● **OBJECTIVE**:
Note each line of the listing that contains the string "data", and copy it.

** START OF RECORDS FOR THE TASK **

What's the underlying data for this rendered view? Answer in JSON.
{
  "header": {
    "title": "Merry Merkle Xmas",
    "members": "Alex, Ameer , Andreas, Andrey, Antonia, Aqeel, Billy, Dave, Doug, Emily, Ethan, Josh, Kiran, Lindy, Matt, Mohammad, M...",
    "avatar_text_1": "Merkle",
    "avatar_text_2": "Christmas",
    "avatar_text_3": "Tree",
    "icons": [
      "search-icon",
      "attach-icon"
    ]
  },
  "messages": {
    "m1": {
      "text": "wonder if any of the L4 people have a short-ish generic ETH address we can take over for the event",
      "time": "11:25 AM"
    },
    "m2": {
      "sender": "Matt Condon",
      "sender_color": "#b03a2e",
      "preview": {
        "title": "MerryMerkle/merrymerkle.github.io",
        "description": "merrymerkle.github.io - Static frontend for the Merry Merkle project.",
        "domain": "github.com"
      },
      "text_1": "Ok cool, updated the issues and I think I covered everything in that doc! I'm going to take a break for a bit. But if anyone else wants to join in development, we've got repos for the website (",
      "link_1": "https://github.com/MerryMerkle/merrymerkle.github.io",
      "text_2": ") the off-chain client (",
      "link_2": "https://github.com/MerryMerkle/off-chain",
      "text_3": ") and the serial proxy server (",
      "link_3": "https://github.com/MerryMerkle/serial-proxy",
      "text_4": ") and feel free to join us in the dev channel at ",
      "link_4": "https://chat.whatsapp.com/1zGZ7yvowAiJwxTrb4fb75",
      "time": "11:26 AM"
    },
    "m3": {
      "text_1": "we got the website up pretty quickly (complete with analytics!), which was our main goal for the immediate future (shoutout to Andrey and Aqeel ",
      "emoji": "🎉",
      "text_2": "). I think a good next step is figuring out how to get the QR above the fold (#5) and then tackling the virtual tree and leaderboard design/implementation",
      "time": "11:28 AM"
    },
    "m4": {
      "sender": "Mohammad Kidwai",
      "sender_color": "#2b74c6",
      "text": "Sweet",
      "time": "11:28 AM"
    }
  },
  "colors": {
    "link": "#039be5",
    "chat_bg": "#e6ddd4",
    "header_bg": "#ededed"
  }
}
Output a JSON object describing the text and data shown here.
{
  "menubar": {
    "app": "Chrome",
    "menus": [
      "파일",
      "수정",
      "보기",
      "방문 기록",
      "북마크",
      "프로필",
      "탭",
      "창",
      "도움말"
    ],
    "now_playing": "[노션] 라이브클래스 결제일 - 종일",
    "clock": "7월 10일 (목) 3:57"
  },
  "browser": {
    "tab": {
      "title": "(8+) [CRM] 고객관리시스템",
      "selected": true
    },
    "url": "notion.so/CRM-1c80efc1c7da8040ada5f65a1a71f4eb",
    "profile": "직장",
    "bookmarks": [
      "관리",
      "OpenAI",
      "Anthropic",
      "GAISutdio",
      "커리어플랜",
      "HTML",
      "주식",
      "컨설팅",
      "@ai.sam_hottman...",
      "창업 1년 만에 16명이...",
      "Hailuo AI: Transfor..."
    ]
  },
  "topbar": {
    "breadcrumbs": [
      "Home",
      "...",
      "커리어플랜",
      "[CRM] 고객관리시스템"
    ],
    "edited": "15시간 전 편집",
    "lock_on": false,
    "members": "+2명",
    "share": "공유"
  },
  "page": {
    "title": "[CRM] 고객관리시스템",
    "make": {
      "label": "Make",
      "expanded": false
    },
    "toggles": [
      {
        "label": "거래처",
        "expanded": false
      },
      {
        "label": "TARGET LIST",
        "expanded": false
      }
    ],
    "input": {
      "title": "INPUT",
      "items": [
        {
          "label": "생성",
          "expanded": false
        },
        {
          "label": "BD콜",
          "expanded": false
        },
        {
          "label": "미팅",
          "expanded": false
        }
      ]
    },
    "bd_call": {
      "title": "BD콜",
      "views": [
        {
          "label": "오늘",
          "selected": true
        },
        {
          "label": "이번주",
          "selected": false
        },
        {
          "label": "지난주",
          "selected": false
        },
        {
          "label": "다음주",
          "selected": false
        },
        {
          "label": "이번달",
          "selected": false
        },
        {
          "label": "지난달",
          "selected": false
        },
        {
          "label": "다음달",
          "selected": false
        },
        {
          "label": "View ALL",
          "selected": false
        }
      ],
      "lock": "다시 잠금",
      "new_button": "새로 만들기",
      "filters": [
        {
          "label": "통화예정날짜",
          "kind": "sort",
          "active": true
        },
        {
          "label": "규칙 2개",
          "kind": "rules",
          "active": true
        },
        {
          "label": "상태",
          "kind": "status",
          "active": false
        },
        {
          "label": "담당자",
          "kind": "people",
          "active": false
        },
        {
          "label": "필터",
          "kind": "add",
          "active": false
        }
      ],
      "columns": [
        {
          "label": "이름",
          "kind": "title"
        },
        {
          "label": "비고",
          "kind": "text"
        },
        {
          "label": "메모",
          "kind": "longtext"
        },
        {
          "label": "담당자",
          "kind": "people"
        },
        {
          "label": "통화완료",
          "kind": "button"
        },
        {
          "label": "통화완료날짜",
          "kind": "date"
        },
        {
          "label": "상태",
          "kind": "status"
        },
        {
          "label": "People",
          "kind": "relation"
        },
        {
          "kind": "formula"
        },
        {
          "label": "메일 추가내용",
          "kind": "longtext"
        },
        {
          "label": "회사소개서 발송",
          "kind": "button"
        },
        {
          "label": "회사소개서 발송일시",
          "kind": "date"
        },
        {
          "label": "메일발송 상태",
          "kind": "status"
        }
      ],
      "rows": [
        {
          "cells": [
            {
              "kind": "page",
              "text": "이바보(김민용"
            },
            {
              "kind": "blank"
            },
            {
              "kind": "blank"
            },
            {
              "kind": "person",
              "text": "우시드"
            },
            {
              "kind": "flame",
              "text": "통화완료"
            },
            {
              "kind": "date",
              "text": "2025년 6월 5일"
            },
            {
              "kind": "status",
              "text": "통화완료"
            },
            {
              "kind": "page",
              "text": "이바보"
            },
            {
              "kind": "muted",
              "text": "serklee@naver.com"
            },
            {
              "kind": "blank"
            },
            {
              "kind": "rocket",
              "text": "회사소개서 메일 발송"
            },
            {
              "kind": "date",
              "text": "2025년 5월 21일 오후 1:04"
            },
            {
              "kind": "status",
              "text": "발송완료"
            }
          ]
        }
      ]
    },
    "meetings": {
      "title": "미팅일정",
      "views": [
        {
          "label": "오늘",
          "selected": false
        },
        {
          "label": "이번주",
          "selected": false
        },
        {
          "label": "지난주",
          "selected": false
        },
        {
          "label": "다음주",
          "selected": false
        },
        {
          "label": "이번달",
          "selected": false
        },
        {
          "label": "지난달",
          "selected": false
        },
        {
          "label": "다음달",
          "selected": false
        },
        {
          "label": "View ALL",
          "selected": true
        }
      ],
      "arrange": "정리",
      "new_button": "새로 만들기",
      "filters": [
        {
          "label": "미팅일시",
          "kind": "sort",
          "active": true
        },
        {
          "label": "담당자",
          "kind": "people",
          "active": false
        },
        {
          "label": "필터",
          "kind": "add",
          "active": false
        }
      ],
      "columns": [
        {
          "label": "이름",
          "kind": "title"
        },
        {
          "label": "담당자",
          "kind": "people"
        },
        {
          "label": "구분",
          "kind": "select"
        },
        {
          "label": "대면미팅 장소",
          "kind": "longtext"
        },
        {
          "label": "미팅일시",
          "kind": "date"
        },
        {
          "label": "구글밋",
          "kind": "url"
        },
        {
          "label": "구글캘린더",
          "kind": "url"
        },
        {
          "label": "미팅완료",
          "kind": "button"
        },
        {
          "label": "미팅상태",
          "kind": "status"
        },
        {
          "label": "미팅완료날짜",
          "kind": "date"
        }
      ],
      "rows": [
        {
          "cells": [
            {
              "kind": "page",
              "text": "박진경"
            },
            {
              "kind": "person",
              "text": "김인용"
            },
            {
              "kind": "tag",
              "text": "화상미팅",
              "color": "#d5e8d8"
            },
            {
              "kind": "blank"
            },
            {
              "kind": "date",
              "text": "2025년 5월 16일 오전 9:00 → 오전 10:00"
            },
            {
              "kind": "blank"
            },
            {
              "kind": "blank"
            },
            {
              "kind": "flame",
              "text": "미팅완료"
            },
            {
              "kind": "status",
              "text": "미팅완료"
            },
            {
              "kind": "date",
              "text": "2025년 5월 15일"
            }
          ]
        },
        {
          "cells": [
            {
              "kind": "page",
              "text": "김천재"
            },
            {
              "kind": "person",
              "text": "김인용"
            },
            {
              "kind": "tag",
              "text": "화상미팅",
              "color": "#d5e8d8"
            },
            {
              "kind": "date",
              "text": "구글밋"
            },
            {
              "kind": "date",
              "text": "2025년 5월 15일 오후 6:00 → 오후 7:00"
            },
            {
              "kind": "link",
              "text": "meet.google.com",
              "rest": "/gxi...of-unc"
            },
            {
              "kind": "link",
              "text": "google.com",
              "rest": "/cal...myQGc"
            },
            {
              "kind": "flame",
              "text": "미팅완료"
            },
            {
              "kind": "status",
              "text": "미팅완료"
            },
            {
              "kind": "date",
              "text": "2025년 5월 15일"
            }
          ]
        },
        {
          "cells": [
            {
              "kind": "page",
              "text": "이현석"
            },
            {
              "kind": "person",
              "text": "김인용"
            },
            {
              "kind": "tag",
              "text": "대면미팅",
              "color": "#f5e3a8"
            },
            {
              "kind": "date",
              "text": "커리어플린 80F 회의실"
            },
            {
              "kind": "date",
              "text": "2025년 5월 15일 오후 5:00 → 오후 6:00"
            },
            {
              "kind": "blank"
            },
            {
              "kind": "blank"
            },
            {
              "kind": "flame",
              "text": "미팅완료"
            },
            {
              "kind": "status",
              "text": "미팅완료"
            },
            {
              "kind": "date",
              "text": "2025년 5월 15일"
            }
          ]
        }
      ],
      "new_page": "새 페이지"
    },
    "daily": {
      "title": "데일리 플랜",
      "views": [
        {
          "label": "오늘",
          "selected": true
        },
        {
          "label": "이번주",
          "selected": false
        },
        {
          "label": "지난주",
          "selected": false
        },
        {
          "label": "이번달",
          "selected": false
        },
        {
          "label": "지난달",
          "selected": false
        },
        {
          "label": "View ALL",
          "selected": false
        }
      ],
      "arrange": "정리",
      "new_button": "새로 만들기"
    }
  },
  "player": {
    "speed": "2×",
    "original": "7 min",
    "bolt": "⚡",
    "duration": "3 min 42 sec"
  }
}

** END OF RECORDS FOR THE TASK **

● **RESPONSE TO THE EXERCISE**:
What's the underlying data for this rendered view? Answer in JSON.
Output a JSON object describing the text and data shown here.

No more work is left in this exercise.